> Problem
Can you transcribe the data exactly? Leave the pictures out.

> Raw data

——

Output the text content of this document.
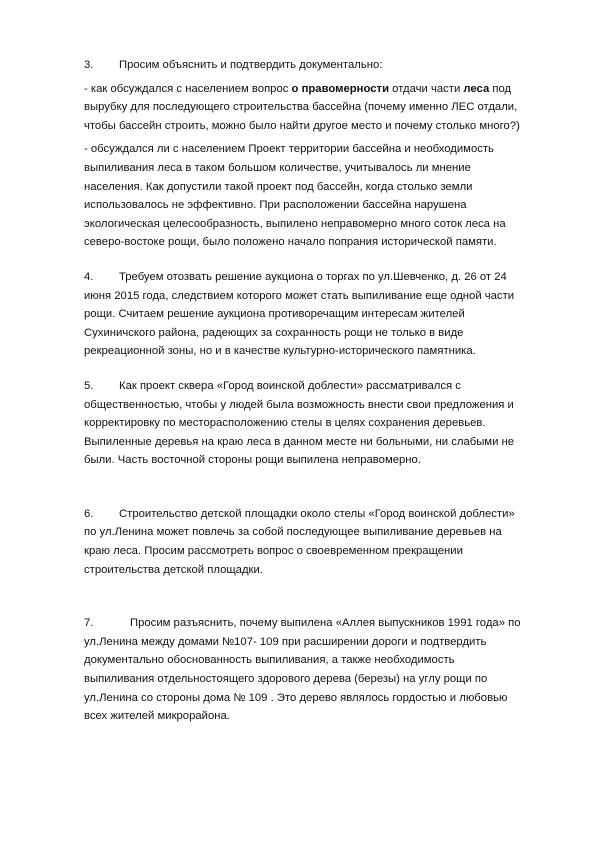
3. Просим объяснить и подтвердить документально:

- как обсуждался с населением вопрос о правомерности отдачи части леса под вырубку для последующего строительства бассейна (почему именно ЛЕС отдали, чтобы бассейн строить, можно было найти другое место и почему столько много?)

- обсуждался ли с населением Проект территории бассейна и необходимость выпиливания леса в таком большом количестве, учитывалось ли мнение населения. Как допустили такой проект под бассейн, когда столько земли использовалось не эффективно. При расположении бассейна нарушена экологическая целесообразность, выпилено неправомерно много соток леса на северо-востоке рощи, было положено начало попрания исторической памяти.

4. Требуем отозвать решение аукциона о торгах по ул.Шевченко, д. 26 от 24 июня 2015 года, следствием которого может стать выпиливание еще одной части рощи. Считаем решение аукциона противоречащим интересам жителей Сухиничского района, радеющих за сохранность рощи не только в виде рекреационной зоны, но и в качестве культурно-исторического памятника.

5. Как проект сквера «Город воинской доблести» рассматривался с общественностью, чтобы у людей была возможность внести свои предложения и корректировку по месторасположению стелы в целях сохранения деревьев. Выпиленные деревья на краю леса в данном месте ни больными, ни слабыми не были. Часть восточной стороны рощи выпилена неправомерно.

6. Строительство детской площадки около стелы «Город воинской доблести» по ул.Ленина может повлечь за собой последующее выпиливание деревьев на краю леса. Просим рассмотреть вопрос о своевременном прекращении строительства детской площадки.

7.	Просим разъяснить, почему выпилена «Аллея выпускников 1991 года» по ул.Ленина между домами №107- 109 при расширении дороги и подтвердить документально обоснованность выпиливания, а также необходимость выпиливания отдельностоящего здорового дерева (березы) на углу рощи по ул.Ленина со стороны дома № 109 . Это дерево являлось гордостью и любовью всех жителей микрорайона.
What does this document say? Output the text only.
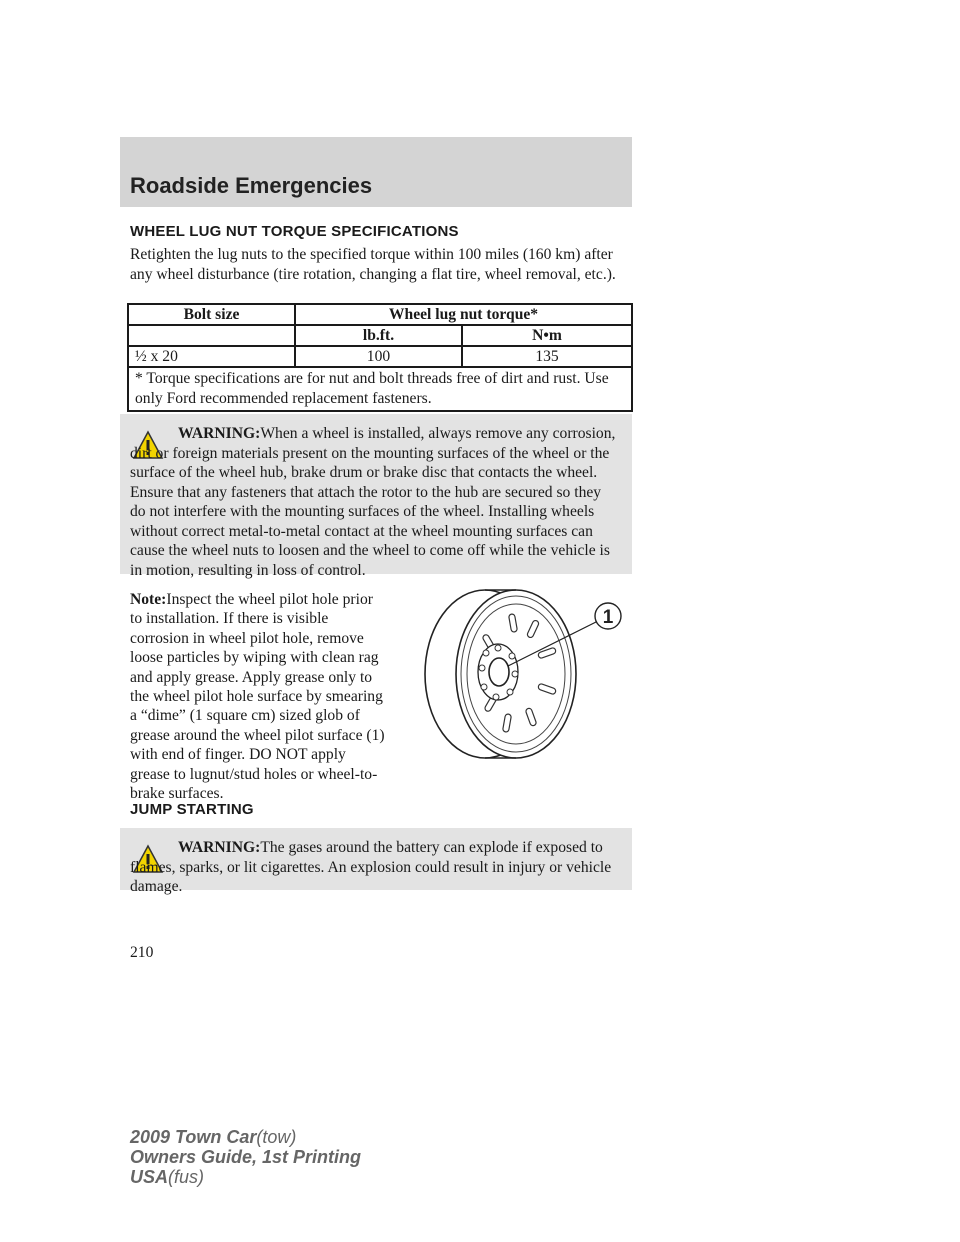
Roadside Emergencies
WHEEL LUG NUT TORQUE SPECIFICATIONS
Retighten the lug nuts to the specified torque within 100 miles (160 km) after any wheel disturbance (tire rotation, changing a flat tire, wheel removal, etc.).
Bolt size	Wheel lug nut torque*	
	lb.ft.	N•m
½ x 20	100	135
* Torque specifications are for nut and bolt threads free of dirt and rust. Use only Ford recommended replacement fasteners.		
WARNING:When a wheel is installed, always remove any corrosion, dirt or foreign materials present on the mounting surfaces of the wheel or the surface of the wheel hub, brake drum or brake disc that contacts the wheel. Ensure that any fasteners that attach the rotor to the hub are secured so they do not interfere with the mounting surfaces of the wheel. Installing wheels without correct metal-to-metal contact at the wheel mounting surfaces can cause the wheel nuts to loosen and the wheel to come off while the vehicle is in motion, resulting in loss of control.
Note:Inspect the wheel pilot hole prior to installation. If there is visible corrosion in wheel pilot hole, remove loose particles by wiping with clean rag and apply grease. Apply grease only to the wheel pilot hole surface by smearing a “dime” (1 square cm) sized glob of grease around the wheel pilot surface (1) with end of finger. DO NOT apply grease to lugnut/stud holes or wheel-to-brake surfaces.
1
JUMP STARTING
WARNING:The gases around the battery can explode if exposed to flames, sparks, or lit cigarettes. An explosion could result in injury or vehicle damage.
210
2009 Town Car(tow)
Owners Guide, 1st Printing
USA(fus)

——

> Answer to this problem
Output the text content of this document.
3. Просим объяснить и подтвердить документально:

- как обсуждался с населением вопрос о правомерности отдачи части леса под вырубку для последующего строительства бассейна (почему именно ЛЕС отдали, чтобы бассейн строить, можно было найти другое место и почему столько много?)

- обсуждался ли с населением Проект территории бассейна и необходимость выпиливания леса в таком большом количестве, учитывалось ли мнение населения. Как допустили такой проект под бассейн, когда столько земли использовалось не эффективно. При расположении бассейна нарушена экологическая целесообразность, выпилено неправомерно много соток леса на северо-востоке рощи, было положено начало попрания исторической памяти.

4. Требуем отозвать решение аукциона о торгах по ул.Шевченко, д. 26 от 24 июня 2015 года, следствием которого может стать выпиливание еще одной части рощи. Считаем решение аукциона противоречащим интересам жителей Сухиничского района, радеющих за сохранность рощи не только в виде рекреационной зоны, но и в качестве культурно-исторического памятника.

5. Как проект сквера «Город воинской доблести» рассматривался с общественностью, чтобы у людей была возможность внести свои предложения и корректировку по месторасположению стелы в целях сохранения деревьев. Выпиленные деревья на краю леса в данном месте ни больными, ни слабыми не были. Часть восточной стороны рощи выпилена неправомерно.

6. Строительство детской площадки около стелы «Город воинской доблести» по ул.Ленина может повлечь за собой последующее выпиливание деревьев на краю леса. Просим рассмотреть вопрос о своевременном прекращении строительства детской площадки.

7.	Просим разъяснить, почему выпилена «Аллея выпускников 1991 года» по ул.Ленина между домами №107- 109 при расширении дороги и подтвердить документально обоснованность выпиливания, а также необходимость выпиливания отдельностоящего здорового дерева (березы) на углу рощи по ул.Ленина со стороны дома № 109 . Это дерево являлось гордостью и любовью всех жителей микрорайона.
What does this document say? Output the text only.
Roadside Emergencies
WHEEL LUG NUT TORQUE SPECIFICATIONS
Retighten the lug nuts to the specified torque within 100 miles (160 km) after any wheel disturbance (tire rotation, changing a flat tire, wheel removal, etc.).
Bolt size	Wheel lug nut torque*	
	lb.ft.	N•m
½ x 20	100	135
* Torque specifications are for nut and bolt threads free of dirt and rust. Use only Ford recommended replacement fasteners.		
WARNING:When a wheel is installed, always remove any corrosion, dirt or foreign materials present on the mounting surfaces of the wheel or the surface of the wheel hub, brake drum or brake disc that contacts the wheel. Ensure that any fasteners that attach the rotor to the hub are secured so they do not interfere with the mounting surfaces of the wheel. Installing wheels without correct metal-to-metal contact at the wheel mounting surfaces can cause the wheel nuts to loosen and the wheel to come off while the vehicle is in motion, resulting in loss of control.
Note:Inspect the wheel pilot hole prior to installation. If there is visible corrosion in wheel pilot hole, remove loose particles by wiping with clean rag and apply grease. Apply grease only to the wheel pilot hole surface by smearing a “dime” (1 square cm) sized glob of grease around the wheel pilot surface (1) with end of finger. DO NOT apply grease to lugnut/stud holes or wheel-to-brake surfaces.
1
JUMP STARTING
WARNING:The gases around the battery can explode if exposed to flames, sparks, or lit cigarettes. An explosion could result in injury or vehicle damage.
210
2009 Town Car(tow)
Owners Guide, 1st Printing
USA(fus)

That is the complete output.